=== Direction ===
Restate the listing that follows word for word, without its pictures.

=== Information provided ===
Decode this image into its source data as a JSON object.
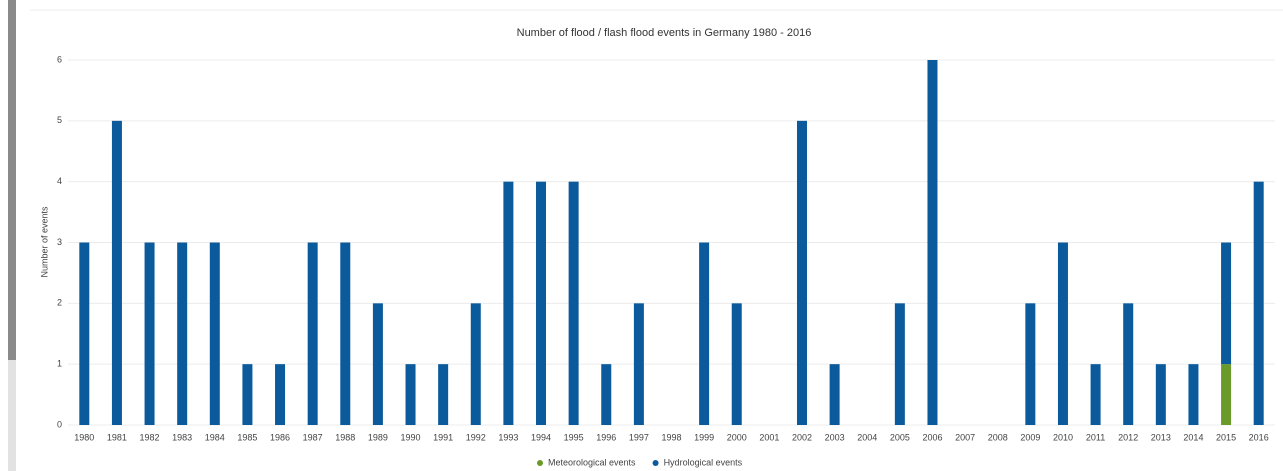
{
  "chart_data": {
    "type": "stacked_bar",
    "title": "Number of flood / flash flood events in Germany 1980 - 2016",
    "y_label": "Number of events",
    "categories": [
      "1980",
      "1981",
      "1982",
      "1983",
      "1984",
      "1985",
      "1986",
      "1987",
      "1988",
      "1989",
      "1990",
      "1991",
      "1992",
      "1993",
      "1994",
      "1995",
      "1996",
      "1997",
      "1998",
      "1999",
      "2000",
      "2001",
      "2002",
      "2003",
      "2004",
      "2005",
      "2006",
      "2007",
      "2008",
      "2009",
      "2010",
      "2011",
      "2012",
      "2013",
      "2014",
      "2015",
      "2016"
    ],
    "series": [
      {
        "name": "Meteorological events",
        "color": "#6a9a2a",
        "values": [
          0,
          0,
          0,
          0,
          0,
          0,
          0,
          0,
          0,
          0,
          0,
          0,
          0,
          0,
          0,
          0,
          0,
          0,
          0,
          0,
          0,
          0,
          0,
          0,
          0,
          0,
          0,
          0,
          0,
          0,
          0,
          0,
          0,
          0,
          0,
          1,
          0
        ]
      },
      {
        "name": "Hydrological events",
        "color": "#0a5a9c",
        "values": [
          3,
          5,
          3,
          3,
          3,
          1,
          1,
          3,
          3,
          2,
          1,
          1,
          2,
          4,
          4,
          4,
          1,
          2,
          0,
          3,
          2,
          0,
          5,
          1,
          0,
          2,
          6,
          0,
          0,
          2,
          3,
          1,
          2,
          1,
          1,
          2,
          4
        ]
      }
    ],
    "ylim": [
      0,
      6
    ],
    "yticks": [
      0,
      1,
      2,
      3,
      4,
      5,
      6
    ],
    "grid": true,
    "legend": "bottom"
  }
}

=== Exercise solution ===
Decode this image into its source data as a JSON object.
{
  "chart_data": {
    "type": "stacked_bar",
    "title": "Number of flood / flash flood events in Germany 1980 - 2016",
    "y_label": "Number of events",
    "categories": [
      "1980",
      "1981",
      "1982",
      "1983",
      "1984",
      "1985",
      "1986",
      "1987",
      "1988",
      "1989",
      "1990",
      "1991",
      "1992",
      "1993",
      "1994",
      "1995",
      "1996",
      "1997",
      "1998",
      "1999",
      "2000",
      "2001",
      "2002",
      "2003",
      "2004",
      "2005",
      "2006",
      "2007",
      "2008",
      "2009",
      "2010",
      "2011",
      "2012",
      "2013",
      "2014",
      "2015",
      "2016"
    ],
    "series": [
      {
        "name": "Meteorological events",
        "color": "#6a9a2a",
        "values": [
          0,
          0,
          0,
          0,
          0,
          0,
          0,
          0,
          0,
          0,
          0,
          0,
          0,
          0,
          0,
          0,
          0,
          0,
          0,
          0,
          0,
          0,
          0,
          0,
          0,
          0,
          0,
          0,
          0,
          0,
          0,
          0,
          0,
          0,
          0,
          1,
          0
        ]
      },
      {
        "name": "Hydrological events",
        "color": "#0a5a9c",
        "values": [
          3,
          5,
          3,
          3,
          3,
          1,
          1,
          3,
          3,
          2,
          1,
          1,
          2,
          4,
          4,
          4,
          1,
          2,
          0,
          3,
          2,
          0,
          5,
          1,
          0,
          2,
          6,
          0,
          0,
          2,
          3,
          1,
          2,
          1,
          1,
          2,
          4
        ]
      }
    ],
    "ylim": [
      0,
      6
    ],
    "yticks": [
      0,
      1,
      2,
      3,
      4,
      5,
      6
    ],
    "grid": true,
    "legend": "bottom"
  }
}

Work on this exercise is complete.